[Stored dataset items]

%%

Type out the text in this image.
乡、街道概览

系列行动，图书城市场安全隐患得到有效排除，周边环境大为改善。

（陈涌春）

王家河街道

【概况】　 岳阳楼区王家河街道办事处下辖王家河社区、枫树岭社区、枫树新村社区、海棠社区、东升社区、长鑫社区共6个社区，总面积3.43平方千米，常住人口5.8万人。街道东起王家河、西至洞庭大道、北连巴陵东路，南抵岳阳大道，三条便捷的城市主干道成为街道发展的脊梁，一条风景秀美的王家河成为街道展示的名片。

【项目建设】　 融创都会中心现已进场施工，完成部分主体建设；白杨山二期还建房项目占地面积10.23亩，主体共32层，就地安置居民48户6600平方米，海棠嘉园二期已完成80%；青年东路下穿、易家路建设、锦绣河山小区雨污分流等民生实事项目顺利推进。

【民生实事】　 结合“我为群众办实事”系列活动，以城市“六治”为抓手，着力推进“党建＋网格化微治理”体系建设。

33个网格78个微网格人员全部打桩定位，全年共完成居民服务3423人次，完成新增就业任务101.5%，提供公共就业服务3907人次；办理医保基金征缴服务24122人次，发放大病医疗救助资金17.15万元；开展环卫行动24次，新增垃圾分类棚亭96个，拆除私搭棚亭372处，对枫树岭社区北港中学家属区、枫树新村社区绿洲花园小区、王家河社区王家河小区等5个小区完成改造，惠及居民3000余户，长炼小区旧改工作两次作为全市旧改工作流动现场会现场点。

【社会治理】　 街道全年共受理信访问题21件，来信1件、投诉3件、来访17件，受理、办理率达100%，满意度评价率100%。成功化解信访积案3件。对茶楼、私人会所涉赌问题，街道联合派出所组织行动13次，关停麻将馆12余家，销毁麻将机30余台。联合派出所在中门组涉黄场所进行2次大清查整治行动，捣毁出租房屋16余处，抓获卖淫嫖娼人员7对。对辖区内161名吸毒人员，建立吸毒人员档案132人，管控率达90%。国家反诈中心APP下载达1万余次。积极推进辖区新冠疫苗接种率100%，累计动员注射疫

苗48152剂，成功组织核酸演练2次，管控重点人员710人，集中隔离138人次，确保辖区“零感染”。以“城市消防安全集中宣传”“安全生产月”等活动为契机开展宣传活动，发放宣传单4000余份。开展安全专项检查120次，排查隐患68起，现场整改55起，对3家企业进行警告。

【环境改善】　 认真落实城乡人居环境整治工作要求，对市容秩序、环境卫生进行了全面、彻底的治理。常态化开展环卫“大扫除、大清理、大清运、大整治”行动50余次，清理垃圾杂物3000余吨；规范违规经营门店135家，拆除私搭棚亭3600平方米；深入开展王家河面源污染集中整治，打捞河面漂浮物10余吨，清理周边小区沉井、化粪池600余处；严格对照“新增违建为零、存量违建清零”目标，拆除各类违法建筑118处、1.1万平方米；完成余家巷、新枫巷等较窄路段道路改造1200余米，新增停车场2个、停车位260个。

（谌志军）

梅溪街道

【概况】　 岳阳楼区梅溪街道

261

%%
%%

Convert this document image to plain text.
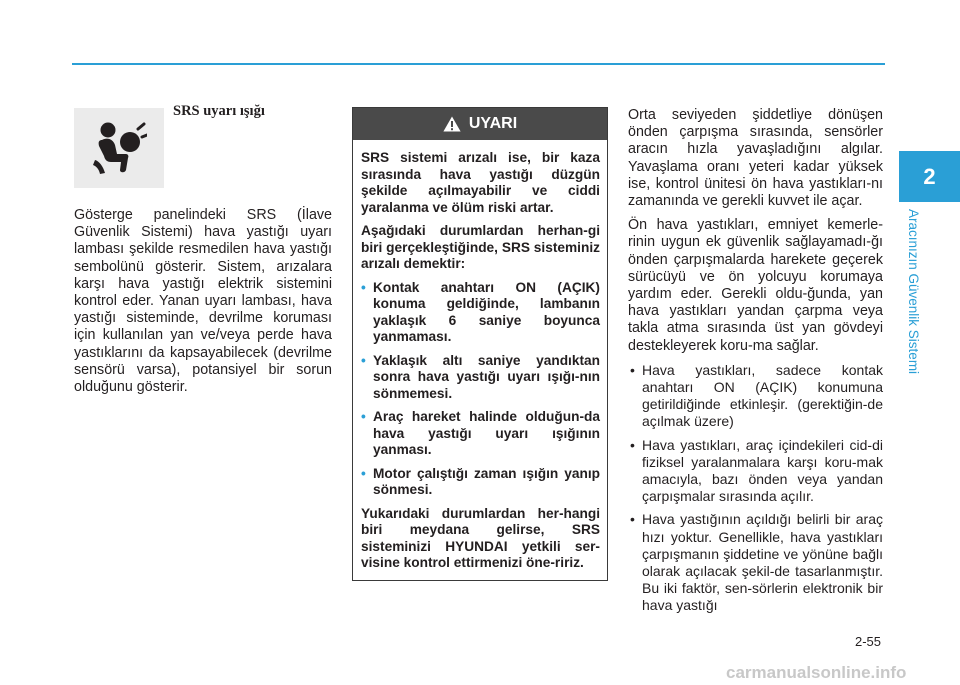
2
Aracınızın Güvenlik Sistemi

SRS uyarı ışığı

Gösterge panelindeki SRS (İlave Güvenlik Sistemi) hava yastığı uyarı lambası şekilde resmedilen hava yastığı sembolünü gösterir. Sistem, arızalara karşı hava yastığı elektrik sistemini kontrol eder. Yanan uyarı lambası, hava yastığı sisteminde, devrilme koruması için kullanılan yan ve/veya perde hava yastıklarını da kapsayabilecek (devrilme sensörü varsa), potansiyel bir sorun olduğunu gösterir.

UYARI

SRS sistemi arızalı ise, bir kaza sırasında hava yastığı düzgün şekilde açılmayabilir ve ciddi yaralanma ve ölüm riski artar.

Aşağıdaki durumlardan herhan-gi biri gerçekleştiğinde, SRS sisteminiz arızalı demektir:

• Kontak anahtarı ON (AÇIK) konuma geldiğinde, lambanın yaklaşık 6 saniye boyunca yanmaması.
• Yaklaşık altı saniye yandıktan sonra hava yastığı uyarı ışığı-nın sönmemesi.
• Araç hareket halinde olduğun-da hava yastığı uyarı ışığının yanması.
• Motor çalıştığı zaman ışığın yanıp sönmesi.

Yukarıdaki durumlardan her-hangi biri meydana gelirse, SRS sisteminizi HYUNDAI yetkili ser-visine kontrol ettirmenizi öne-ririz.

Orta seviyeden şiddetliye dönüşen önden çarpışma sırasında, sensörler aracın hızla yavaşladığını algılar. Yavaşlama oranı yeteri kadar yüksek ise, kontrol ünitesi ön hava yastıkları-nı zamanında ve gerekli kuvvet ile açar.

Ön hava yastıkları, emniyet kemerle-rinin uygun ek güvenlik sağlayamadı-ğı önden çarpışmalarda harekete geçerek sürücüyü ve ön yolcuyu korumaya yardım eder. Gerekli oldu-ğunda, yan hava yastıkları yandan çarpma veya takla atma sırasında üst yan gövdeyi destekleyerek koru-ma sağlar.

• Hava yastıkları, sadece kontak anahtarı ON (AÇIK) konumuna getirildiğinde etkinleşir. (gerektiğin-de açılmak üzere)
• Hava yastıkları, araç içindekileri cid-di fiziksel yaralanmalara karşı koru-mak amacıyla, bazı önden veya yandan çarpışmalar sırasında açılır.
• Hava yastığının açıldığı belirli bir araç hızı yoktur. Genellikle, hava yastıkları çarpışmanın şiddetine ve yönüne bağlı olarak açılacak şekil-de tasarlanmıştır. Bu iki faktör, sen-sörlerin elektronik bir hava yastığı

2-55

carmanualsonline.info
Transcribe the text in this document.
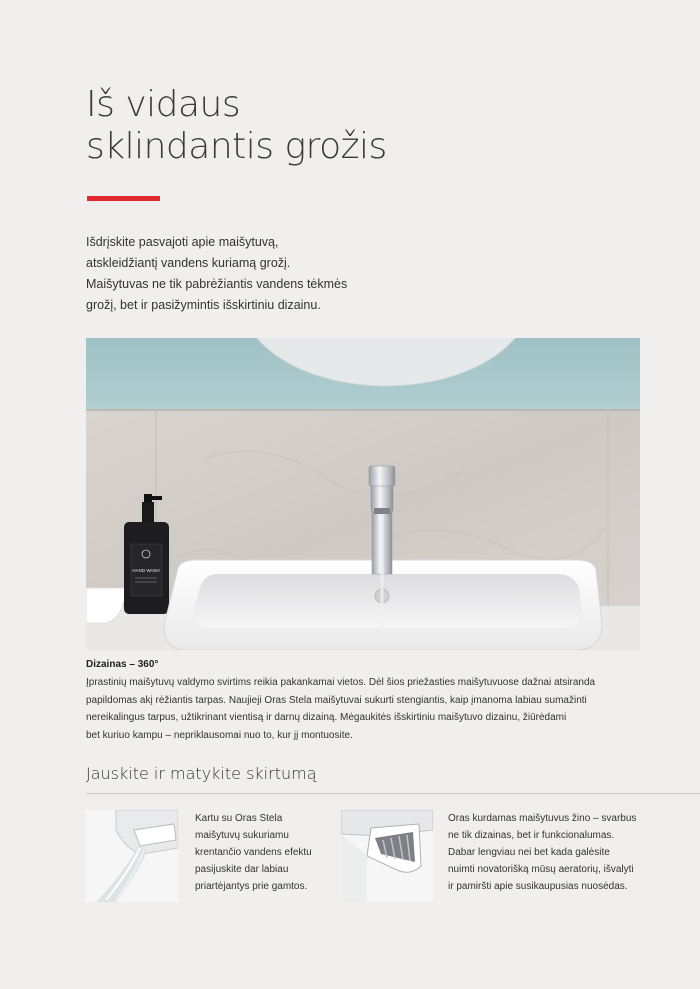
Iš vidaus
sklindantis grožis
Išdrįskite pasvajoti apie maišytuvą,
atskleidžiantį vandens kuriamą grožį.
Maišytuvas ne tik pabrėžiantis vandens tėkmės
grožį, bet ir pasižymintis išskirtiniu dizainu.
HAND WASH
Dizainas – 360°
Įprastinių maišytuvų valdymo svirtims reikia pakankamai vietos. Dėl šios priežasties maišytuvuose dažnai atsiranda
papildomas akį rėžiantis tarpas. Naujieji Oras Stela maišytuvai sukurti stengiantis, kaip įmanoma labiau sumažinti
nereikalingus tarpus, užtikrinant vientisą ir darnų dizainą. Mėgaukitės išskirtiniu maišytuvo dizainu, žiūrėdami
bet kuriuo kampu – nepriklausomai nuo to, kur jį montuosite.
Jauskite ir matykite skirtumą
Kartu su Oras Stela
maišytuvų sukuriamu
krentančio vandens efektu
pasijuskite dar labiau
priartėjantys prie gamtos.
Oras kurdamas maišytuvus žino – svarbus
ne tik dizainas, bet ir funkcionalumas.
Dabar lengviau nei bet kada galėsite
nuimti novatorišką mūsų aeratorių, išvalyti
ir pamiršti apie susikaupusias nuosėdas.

%%
%%

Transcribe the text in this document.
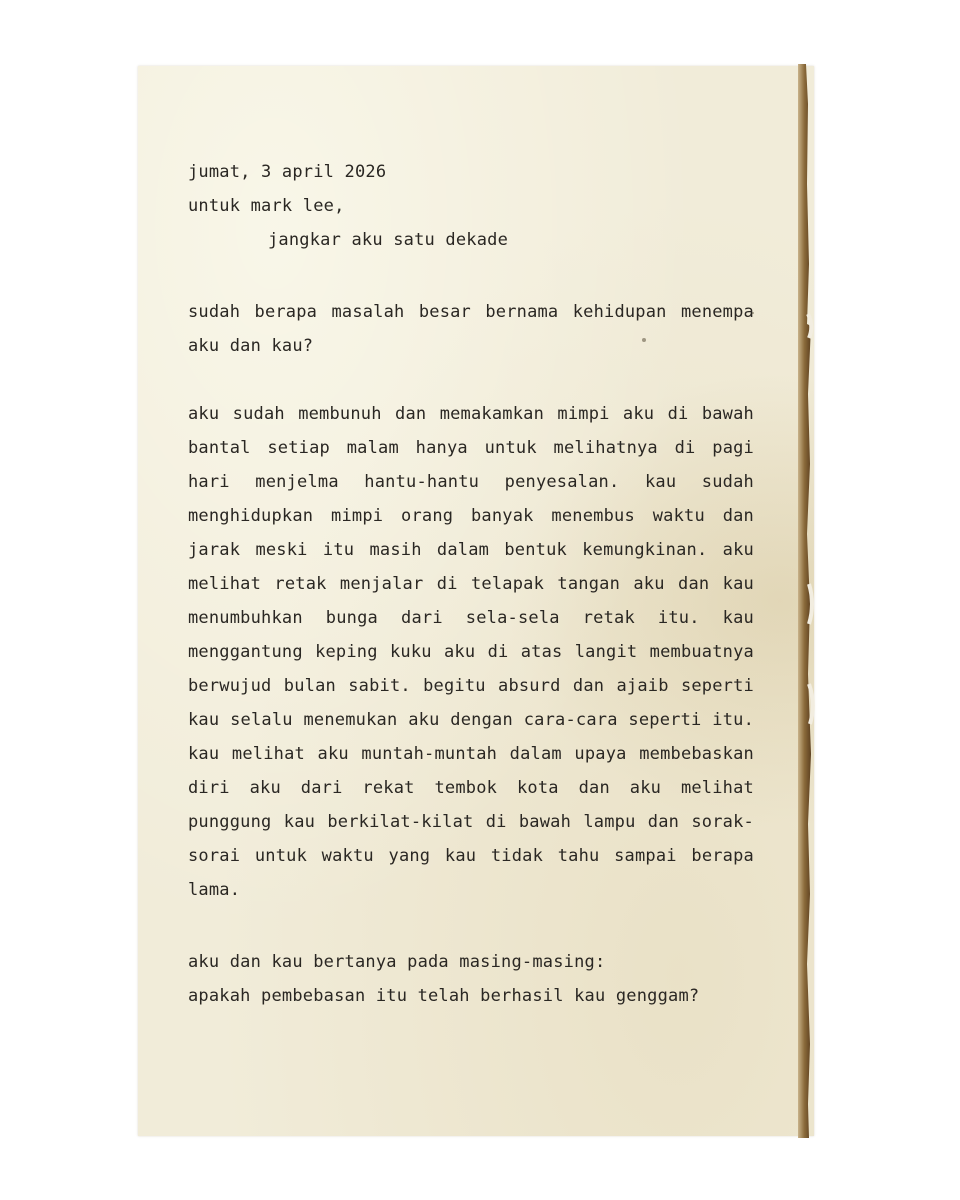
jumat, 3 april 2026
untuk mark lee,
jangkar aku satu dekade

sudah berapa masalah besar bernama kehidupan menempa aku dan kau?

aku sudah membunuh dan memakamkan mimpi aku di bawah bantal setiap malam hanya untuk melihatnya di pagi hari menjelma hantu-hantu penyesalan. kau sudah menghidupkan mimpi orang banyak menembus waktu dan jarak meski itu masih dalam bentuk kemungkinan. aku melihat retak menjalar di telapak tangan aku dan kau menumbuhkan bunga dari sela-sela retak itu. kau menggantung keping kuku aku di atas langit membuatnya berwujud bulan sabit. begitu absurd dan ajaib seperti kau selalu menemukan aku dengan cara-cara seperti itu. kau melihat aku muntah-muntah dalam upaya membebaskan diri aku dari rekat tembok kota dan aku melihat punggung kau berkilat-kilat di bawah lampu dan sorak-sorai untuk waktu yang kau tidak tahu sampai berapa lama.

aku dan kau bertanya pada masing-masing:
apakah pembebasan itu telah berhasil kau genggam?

%%

Your instructions>
Copy all lines from the data that hold the word "eder".

The output>
Gösterge panelindeki SRS (İlave Güvenlik Sistemi) hava yastığı uyarı lambası şekilde resmedilen hava yastığı sembolünü gösterir. Sistem, arızalara karşı hava yastığı elektrik sistemini kontrol eder. Yanan uyarı lambası, hava yastığı sisteminde, devrilme koruması için kullanılan yan ve/veya perde hava yastıklarını da kapsayabilecek (devrilme sensörü varsa), potansiyel bir sorun olduğunu gösterir.
Ön hava yastıkları, emniyet kemerle-rinin uygun ek güvenlik sağlayamadı-ğı önden çarpışmalarda harekete geçerek sürücüyü ve ön yolcuyu korumaya yardım eder. Gerekli oldu-ğunda, yan hava yastıkları yandan çarpma veya takla atma sırasında üst yan gövdeyi destekleyerek koru-ma sağlar.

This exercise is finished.